§ **Given problem**
The records below are to be quoted in full; please keep every word exact.

* START *

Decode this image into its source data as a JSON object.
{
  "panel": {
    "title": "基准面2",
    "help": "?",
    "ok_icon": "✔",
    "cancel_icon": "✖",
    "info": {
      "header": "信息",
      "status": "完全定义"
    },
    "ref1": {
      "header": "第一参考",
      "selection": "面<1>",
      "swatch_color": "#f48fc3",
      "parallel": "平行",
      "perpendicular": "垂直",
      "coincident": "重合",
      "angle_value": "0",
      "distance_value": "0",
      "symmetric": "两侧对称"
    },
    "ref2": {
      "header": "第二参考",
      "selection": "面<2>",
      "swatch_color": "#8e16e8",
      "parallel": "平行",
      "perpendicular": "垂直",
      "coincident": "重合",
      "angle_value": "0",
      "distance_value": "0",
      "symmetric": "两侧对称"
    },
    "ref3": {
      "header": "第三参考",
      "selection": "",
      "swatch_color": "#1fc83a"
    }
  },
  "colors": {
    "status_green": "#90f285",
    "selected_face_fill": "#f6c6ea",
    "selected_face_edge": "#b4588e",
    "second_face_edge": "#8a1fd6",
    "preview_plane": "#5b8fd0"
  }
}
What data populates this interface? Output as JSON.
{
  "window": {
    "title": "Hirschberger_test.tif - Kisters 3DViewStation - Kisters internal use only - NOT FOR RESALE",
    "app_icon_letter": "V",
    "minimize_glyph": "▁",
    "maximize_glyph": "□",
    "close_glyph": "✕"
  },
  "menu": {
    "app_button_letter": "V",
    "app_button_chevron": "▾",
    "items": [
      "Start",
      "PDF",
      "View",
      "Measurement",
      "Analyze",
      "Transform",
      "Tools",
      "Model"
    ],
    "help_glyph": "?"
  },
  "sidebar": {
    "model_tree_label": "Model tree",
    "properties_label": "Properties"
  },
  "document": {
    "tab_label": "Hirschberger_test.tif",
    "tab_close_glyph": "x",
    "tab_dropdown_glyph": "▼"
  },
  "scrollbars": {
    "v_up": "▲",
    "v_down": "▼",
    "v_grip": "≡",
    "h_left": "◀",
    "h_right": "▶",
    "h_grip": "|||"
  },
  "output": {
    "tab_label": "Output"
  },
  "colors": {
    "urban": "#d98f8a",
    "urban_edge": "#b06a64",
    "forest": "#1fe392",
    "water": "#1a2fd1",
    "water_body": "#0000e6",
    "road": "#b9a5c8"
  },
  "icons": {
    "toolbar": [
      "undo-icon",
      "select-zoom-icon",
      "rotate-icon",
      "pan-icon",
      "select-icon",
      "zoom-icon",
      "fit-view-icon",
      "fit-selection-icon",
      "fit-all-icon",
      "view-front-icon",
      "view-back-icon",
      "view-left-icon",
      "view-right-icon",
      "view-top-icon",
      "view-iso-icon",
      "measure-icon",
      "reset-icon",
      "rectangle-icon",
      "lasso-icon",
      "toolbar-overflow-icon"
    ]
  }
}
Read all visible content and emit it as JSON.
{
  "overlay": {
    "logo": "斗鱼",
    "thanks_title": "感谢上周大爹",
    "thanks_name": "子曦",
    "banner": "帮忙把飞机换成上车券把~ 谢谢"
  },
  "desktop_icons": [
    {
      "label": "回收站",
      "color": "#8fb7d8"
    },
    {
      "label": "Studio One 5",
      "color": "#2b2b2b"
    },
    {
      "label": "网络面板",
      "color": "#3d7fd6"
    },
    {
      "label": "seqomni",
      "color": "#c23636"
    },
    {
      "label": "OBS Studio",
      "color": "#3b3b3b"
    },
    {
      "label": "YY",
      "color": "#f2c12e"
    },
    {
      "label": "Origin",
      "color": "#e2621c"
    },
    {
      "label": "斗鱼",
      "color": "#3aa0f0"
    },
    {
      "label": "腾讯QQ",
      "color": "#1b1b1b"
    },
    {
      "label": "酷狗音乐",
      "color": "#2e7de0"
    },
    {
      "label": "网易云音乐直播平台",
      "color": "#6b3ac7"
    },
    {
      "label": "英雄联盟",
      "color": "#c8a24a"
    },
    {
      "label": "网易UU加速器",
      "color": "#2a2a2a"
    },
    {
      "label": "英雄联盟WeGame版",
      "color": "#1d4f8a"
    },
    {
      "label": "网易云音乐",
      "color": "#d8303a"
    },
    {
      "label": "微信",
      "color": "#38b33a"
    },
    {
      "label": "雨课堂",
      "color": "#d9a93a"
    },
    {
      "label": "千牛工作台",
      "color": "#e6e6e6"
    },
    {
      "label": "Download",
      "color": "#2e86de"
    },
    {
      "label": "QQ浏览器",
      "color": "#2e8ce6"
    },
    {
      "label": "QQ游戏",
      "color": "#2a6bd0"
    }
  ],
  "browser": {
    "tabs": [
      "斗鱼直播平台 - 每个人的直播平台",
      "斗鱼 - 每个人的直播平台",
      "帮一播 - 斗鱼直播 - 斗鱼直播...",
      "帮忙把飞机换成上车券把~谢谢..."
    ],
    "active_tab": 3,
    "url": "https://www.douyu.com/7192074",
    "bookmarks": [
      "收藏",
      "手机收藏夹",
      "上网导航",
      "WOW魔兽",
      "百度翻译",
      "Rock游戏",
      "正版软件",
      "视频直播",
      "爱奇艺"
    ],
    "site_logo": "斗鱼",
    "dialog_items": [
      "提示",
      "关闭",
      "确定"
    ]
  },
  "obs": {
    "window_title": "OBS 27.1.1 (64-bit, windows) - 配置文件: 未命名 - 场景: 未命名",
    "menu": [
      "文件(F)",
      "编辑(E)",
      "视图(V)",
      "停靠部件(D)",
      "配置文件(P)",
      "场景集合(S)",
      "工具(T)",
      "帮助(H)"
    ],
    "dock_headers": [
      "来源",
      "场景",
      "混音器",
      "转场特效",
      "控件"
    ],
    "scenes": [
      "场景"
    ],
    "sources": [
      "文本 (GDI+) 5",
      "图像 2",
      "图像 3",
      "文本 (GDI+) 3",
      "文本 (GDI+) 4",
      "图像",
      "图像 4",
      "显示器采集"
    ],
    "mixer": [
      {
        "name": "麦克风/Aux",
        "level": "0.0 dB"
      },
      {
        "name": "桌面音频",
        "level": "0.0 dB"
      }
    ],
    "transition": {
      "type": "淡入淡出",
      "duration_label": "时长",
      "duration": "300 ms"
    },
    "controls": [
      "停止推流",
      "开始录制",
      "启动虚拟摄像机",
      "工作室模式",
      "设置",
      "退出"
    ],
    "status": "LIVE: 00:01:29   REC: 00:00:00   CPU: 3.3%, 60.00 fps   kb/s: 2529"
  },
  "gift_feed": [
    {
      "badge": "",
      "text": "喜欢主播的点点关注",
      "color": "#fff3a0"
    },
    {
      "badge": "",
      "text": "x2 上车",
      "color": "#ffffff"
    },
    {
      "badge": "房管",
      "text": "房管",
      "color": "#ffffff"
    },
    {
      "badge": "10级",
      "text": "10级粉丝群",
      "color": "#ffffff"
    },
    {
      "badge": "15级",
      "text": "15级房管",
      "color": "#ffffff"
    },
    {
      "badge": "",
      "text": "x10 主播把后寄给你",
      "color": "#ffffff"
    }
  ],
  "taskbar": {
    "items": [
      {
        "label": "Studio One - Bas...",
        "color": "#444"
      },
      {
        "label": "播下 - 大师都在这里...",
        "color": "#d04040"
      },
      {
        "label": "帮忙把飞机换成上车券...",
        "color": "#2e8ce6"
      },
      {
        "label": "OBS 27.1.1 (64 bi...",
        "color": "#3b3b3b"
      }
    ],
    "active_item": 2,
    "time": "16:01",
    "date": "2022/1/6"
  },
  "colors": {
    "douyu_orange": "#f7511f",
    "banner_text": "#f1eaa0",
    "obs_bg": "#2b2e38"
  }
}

* END *

§ **Finished task**
Decode this image into its source data as a JSON object.
{
  "panel": {
    "title": "基准面2",
    "help": "?",
    "ok_icon": "✔",
    "cancel_icon": "✖",
    "info": {
      "header": "信息",
      "status": "完全定义"
    },
    "ref1": {
      "header": "第一参考",
      "selection": "面<1>",
      "swatch_color": "#f48fc3",
      "parallel": "平行",
      "perpendicular": "垂直",
      "coincident": "重合",
      "angle_value": "0",
      "distance_value": "0",
      "symmetric": "两侧对称"
    },
    "ref2": {
      "header": "第二参考",
      "selection": "面<2>",
      "swatch_color": "#8e16e8",
      "parallel": "平行",
      "perpendicular": "垂直",
      "coincident": "重合",
      "angle_value": "0",
      "distance_value": "0",
      "symmetric": "两侧对称"
    },
    "ref3": {
      "header": "第三参考",
      "selection": "",
      "swatch_color": "#1fc83a"
    }
  },
  "colors": {
    "status_green": "#90f285",
    "selected_face_fill": "#f6c6ea",
    "selected_face_edge": "#b4588e",
    "second_face_edge": "#8a1fd6",
    "preview_plane": "#5b8fd0"
  }
}
What data populates this interface? Output as JSON.
{
  "window": {
    "title": "Hirschberger_test.tif - Kisters 3DViewStation - Kisters internal use only - NOT FOR RESALE",
    "app_icon_letter": "V",
    "minimize_glyph": "▁",
    "maximize_glyph": "□",
    "close_glyph": "✕"
  },
  "menu": {
    "app_button_letter": "V",
    "app_button_chevron": "▾",
    "items": [
      "Start",
      "PDF",
      "View",
      "Measurement",
      "Analyze",
      "Transform",
      "Tools",
      "Model"
    ],
    "help_glyph": "?"
  },
  "sidebar": {
    "model_tree_label": "Model tree",
    "properties_label": "Properties"
  },
  "document": {
    "tab_label": "Hirschberger_test.tif",
    "tab_close_glyph": "x",
    "tab_dropdown_glyph": "▼"
  },
  "scrollbars": {
    "v_up": "▲",
    "v_down": "▼",
    "v_grip": "≡",
    "h_left": "◀",
    "h_right": "▶",
    "h_grip": "|||"
  },
  "output": {
    "tab_label": "Output"
  },
  "colors": {
    "urban": "#d98f8a",
    "urban_edge": "#b06a64",
    "forest": "#1fe392",
    "water": "#1a2fd1",
    "water_body": "#0000e6",
    "road": "#b9a5c8"
  },
  "icons": {
    "toolbar": [
      "undo-icon",
      "select-zoom-icon",
      "rotate-icon",
      "pan-icon",
      "select-icon",
      "zoom-icon",
      "fit-view-icon",
      "fit-selection-icon",
      "fit-all-icon",
      "view-front-icon",
      "view-back-icon",
      "view-left-icon",
      "view-right-icon",
      "view-top-icon",
      "view-iso-icon",
      "measure-icon",
      "reset-icon",
      "rectangle-icon",
      "lasso-icon",
      "toolbar-overflow-icon"
    ]
  }
}
Read all visible content and emit it as JSON.
{
  "overlay": {
    "logo": "斗鱼",
    "thanks_title": "感谢上周大爹",
    "thanks_name": "子曦",
    "banner": "帮忙把飞机换成上车券把~ 谢谢"
  },
  "desktop_icons": [
    {
      "label": "回收站",
      "color": "#8fb7d8"
    },
    {
      "label": "Studio One 5",
      "color": "#2b2b2b"
    },
    {
      "label": "网络面板",
      "color": "#3d7fd6"
    },
    {
      "label": "seqomni",
      "color": "#c23636"
    },
    {
      "label": "OBS Studio",
      "color": "#3b3b3b"
    },
    {
      "label": "YY",
      "color": "#f2c12e"
    },
    {
      "label": "Origin",
      "color": "#e2621c"
    },
    {
      "label": "斗鱼",
      "color": "#3aa0f0"
    },
    {
      "label": "腾讯QQ",
      "color": "#1b1b1b"
    },
    {
      "label": "酷狗音乐",
      "color": "#2e7de0"
    },
    {
      "label": "网易云音乐直播平台",
      "color": "#6b3ac7"
    },
    {
      "label": "英雄联盟",
      "color": "#c8a24a"
    },
    {
      "label": "网易UU加速器",
      "color": "#2a2a2a"
    },
    {
      "label": "英雄联盟WeGame版",
      "color": "#1d4f8a"
    },
    {
      "label": "网易云音乐",
      "color": "#d8303a"
    },
    {
      "label": "微信",
      "color": "#38b33a"
    },
    {
      "label": "雨课堂",
      "color": "#d9a93a"
    },
    {
      "label": "千牛工作台",
      "color": "#e6e6e6"
    },
    {
      "label": "Download",
      "color": "#2e86de"
    },
    {
      "label": "QQ浏览器",
      "color": "#2e8ce6"
    },
    {
      "label": "QQ游戏",
      "color": "#2a6bd0"
    }
  ],
  "browser": {
    "tabs": [
      "斗鱼直播平台 - 每个人的直播平台",
      "斗鱼 - 每个人的直播平台",
      "帮一播 - 斗鱼直播 - 斗鱼直播...",
      "帮忙把飞机换成上车券把~谢谢..."
    ],
    "active_tab": 3,
    "url": "https://www.douyu.com/7192074",
    "bookmarks": [
      "收藏",
      "手机收藏夹",
      "上网导航",
      "WOW魔兽",
      "百度翻译",
      "Rock游戏",
      "正版软件",
      "视频直播",
      "爱奇艺"
    ],
    "site_logo": "斗鱼",
    "dialog_items": [
      "提示",
      "关闭",
      "确定"
    ]
  },
  "obs": {
    "window_title": "OBS 27.1.1 (64-bit, windows) - 配置文件: 未命名 - 场景: 未命名",
    "menu": [
      "文件(F)",
      "编辑(E)",
      "视图(V)",
      "停靠部件(D)",
      "配置文件(P)",
      "场景集合(S)",
      "工具(T)",
      "帮助(H)"
    ],
    "dock_headers": [
      "来源",
      "场景",
      "混音器",
      "转场特效",
      "控件"
    ],
    "scenes": [
      "场景"
    ],
    "sources": [
      "文本 (GDI+) 5",
      "图像 2",
      "图像 3",
      "文本 (GDI+) 3",
      "文本 (GDI+) 4",
      "图像",
      "图像 4",
      "显示器采集"
    ],
    "mixer": [
      {
        "name": "麦克风/Aux",
        "level": "0.0 dB"
      },
      {
        "name": "桌面音频",
        "level": "0.0 dB"
      }
    ],
    "transition": {
      "type": "淡入淡出",
      "duration_label": "时长",
      "duration": "300 ms"
    },
    "controls": [
      "停止推流",
      "开始录制",
      "启动虚拟摄像机",
      "工作室模式",
      "设置",
      "退出"
    ],
    "status": "LIVE: 00:01:29   REC: 00:00:00   CPU: 3.3%, 60.00 fps   kb/s: 2529"
  },
  "gift_feed": [
    {
      "badge": "",
      "text": "喜欢主播的点点关注",
      "color": "#fff3a0"
    },
    {
      "badge": "",
      "text": "x2 上车",
      "color": "#ffffff"
    },
    {
      "badge": "房管",
      "text": "房管",
      "color": "#ffffff"
    },
    {
      "badge": "10级",
      "text": "10级粉丝群",
      "color": "#ffffff"
    },
    {
      "badge": "15级",
      "text": "15级房管",
      "color": "#ffffff"
    },
    {
      "badge": "",
      "text": "x10 主播把后寄给你",
      "color": "#ffffff"
    }
  ],
  "taskbar": {
    "items": [
      {
        "label": "Studio One - Bas...",
        "color": "#444"
      },
      {
        "label": "播下 - 大师都在这里...",
        "color": "#d04040"
      },
      {
        "label": "帮忙把飞机换成上车券...",
        "color": "#2e8ce6"
      },
      {
        "label": "OBS 27.1.1 (64 bi...",
        "color": "#3b3b3b"
      }
    ],
    "active_item": 2,
    "time": "16:01",
    "date": "2022/1/6"
  },
  "colors": {
    "douyu_orange": "#f7511f",
    "banner_text": "#f1eaa0",
    "obs_bg": "#2b2e38"
  }
}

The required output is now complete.